Task details >> Write out the material again exactly, please, and omit the pictures.

Material for the task >>

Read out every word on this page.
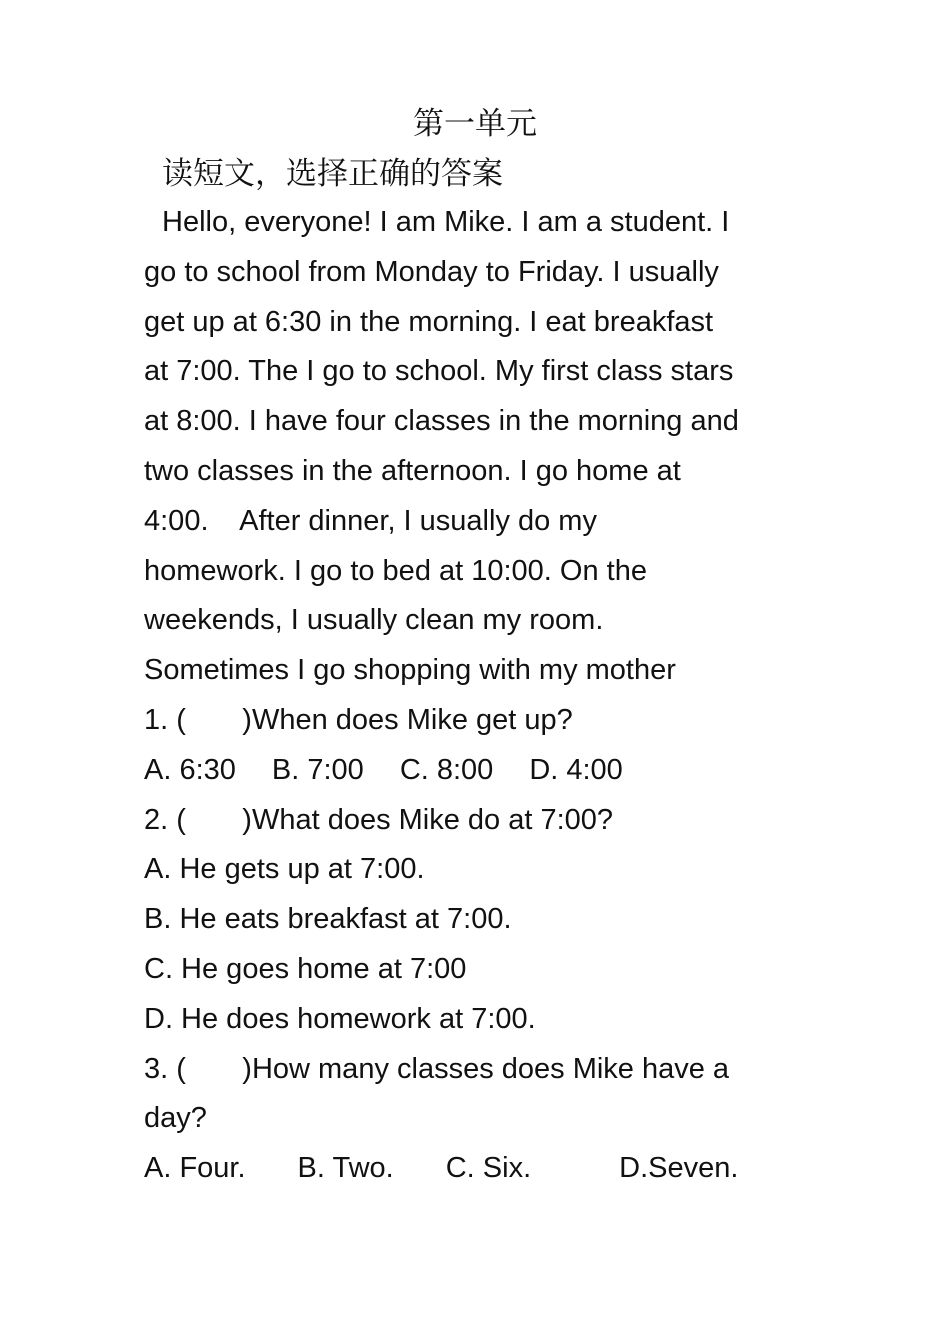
第一单元
读短文，选择正确的答案
Hello, everyone! I am Mike. I am a student. I
go to school from Monday to Friday. I usually
get up at 6:30 in the morning. I eat breakfast
at 7:00. The I go to school. My first class stars
at 8:00. I have four classes in the morning and
two classes in the afternoon. I go home at
4:00.    After dinner, I usually do my
homework. I go to bed at 10:00. On the
weekends, I usually clean my room.
Sometimes I go shopping with my mother
1. (       )When does Mike get up?
A. 6:30 B. 7:00 C. 8:00 D. 4:00
2. (       )What does Mike do at 7:00?
A. He gets up at 7:00.
B. He eats breakfast at 7:00.
C. He goes home at 7:00
D. He does homework at 7:00.
3. (       )How many classes does Mike have a
day?
A. Four. B. Two. C. Six.	D.Seven.
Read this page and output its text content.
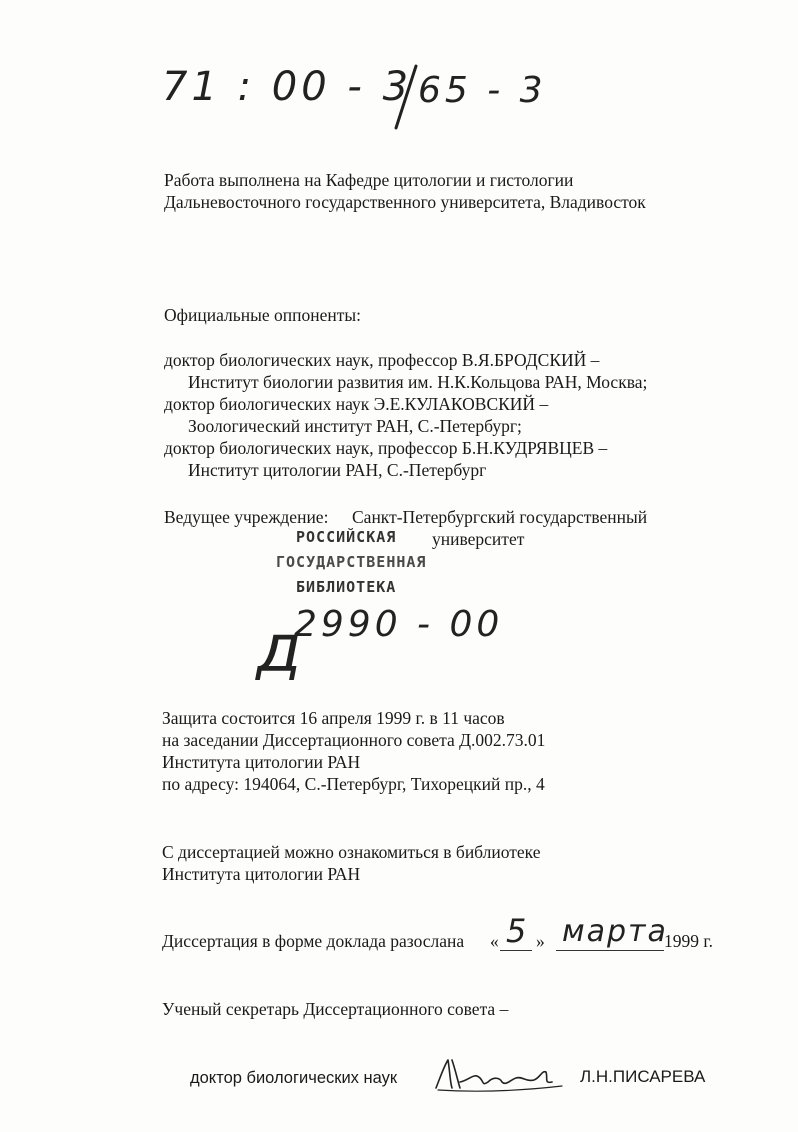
71 : 00 - 3 65 - 3
Работа выполнена на Кафедре цитологии и гистологии
Дальневосточного государственного университета, Владивосток
Официальные оппоненты:
доктор биологических наук, профессор В.Я.БРОДСКИЙ –
Институт биологии развития им. Н.К.Кольцова РАН, Москва;
доктор биологических наук Э.Е.КУЛАКОВСКИЙ –
Зоологический институт РАН, С.-Петербург;
доктор биологических наук, профессор Б.Н.КУДРЯВЦЕВ –
Институт цитологии РАН, С.-Петербург
Ведущее учреждение: Санкт-Петербургский государственный
университет
РОССИЙСКАЯ
ГОСУДАРСТВЕННАЯ
БИБЛИОТЕКА
д
2990 - 00
Защита состоится 16 апреля 1999 г. в 11 часов
на заседании Диссертационного совета Д.002.73.01
Института цитологии РАН
по адресу: 194064, С.-Петербург, Тихорецкий пр., 4
С диссертацией можно ознакомиться в библиотеке
Института цитологии РАН
Диссертация в форме доклада разослана « 5 » марта
1999 г.
Ученый секретарь Диссертационного совета –
доктор биологических наук	Л.Н.ПИСАРЕВА
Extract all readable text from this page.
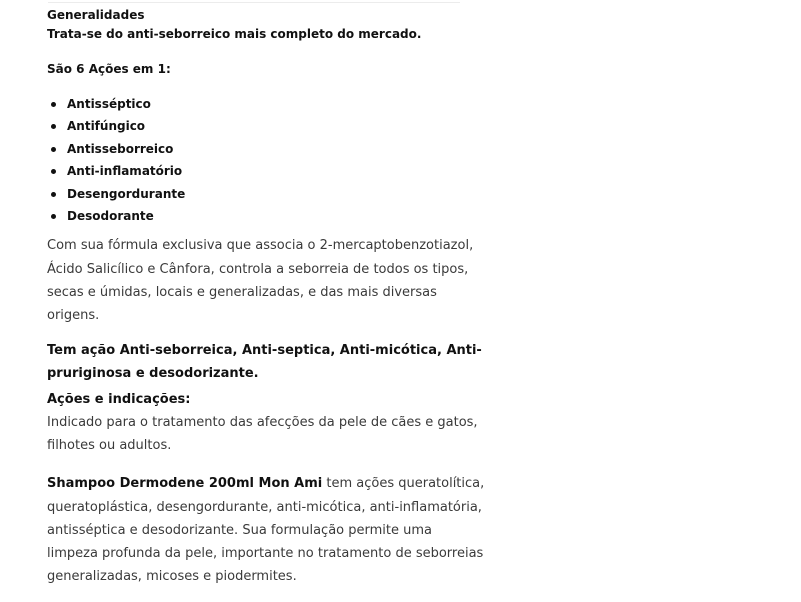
Generalidades

Trata-se do anti-seborreico mais completo do mercado.

São 6 Ações em 1:

Antisséptico
Antifúngico
Antisseborreico
Anti-inflamatório
Desengordurante
Desodorante

Com sua fórmula exclusiva que associa o 2-mercaptobenzotiazol, Ácido Salicílico e Cânfora, controla a seborreia de todos os tipos, secas e úmidas, locais e generalizadas, e das mais diversas origens.

Tem ação Anti-seborreica, Anti-septica, Anti-micótica, Anti-pruriginosa e desodorizante.

Ações e indicações:

Indicado para o tratamento das afecções da pele de cães e gatos, filhotes ou adultos.

Shampoo Dermodene 200ml Mon Ami tem ações queratolítica, queratoplástica, desengordurante, anti-micótica, anti-inflamatória, antisséptica e desodorizante. Sua formulação permite uma limpeza profunda da pele, importante no tratamento de seborreias generalizadas, micoses e piodermites.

Final answer >>
Read out every word on this page.
第一单元
读短文，选择正确的答案
Hello, everyone! I am Mike. I am a student. I
go to school from Monday to Friday. I usually
get up at 6:30 in the morning. I eat breakfast
at 7:00. The I go to school. My first class stars
at 8:00. I have four classes in the morning and
two classes in the afternoon. I go home at
4:00.    After dinner, I usually do my
homework. I go to bed at 10:00. On the
weekends, I usually clean my room.
Sometimes I go shopping with my mother
1. (       )When does Mike get up?
A. 6:30 B. 7:00 C. 8:00 D. 4:00
2. (       )What does Mike do at 7:00?
A. He gets up at 7:00.
B. He eats breakfast at 7:00.
C. He goes home at 7:00
D. He does homework at 7:00.
3. (       )How many classes does Mike have a
day?
A. Four. B. Two. C. Six.	D.Seven.
Read this page and output its text content.
71 : 00 - 3 65 - 3
Работа выполнена на Кафедре цитологии и гистологии
Дальневосточного государственного университета, Владивосток
Официальные оппоненты:
доктор биологических наук, профессор В.Я.БРОДСКИЙ –
Институт биологии развития им. Н.К.Кольцова РАН, Москва;
доктор биологических наук Э.Е.КУЛАКОВСКИЙ –
Зоологический институт РАН, С.-Петербург;
доктор биологических наук, профессор Б.Н.КУДРЯВЦЕВ –
Институт цитологии РАН, С.-Петербург
Ведущее учреждение: Санкт-Петербургский государственный
университет
РОССИЙСКАЯ
ГОСУДАРСТВЕННАЯ
БИБЛИОТЕКА
д
2990 - 00
Защита состоится 16 апреля 1999 г. в 11 часов
на заседании Диссертационного совета Д.002.73.01
Института цитологии РАН
по адресу: 194064, С.-Петербург, Тихорецкий пр., 4
С диссертацией можно ознакомиться в библиотеке
Института цитологии РАН
Диссертация в форме доклада разослана « 5 » марта
1999 г.
Ученый секретарь Диссертационного совета –
доктор биологических наук	Л.Н.ПИСАРЕВА
Extract all readable text from this page.
Generalidades

Trata-se do anti-seborreico mais completo do mercado.

São 6 Ações em 1:

Antisséptico
Antifúngico
Antisseborreico
Anti-inflamatório
Desengordurante
Desodorante

Com sua fórmula exclusiva que associa o 2-mercaptobenzotiazol, Ácido Salicílico e Cânfora, controla a seborreia de todos os tipos, secas e úmidas, locais e generalizadas, e das mais diversas origens.

Tem ação Anti-seborreica, Anti-septica, Anti-micótica, Anti-pruriginosa e desodorizante.

Ações e indicações:

Indicado para o tratamento das afecções da pele de cães e gatos, filhotes ou adultos.

Shampoo Dermodene 200ml Mon Ami tem ações queratolítica, queratoplástica, desengordurante, anti-micótica, anti-inflamatória, antisséptica e desodorizante. Sua formulação permite uma limpeza profunda da pele, importante no tratamento de seborreias generalizadas, micoses e piodermites.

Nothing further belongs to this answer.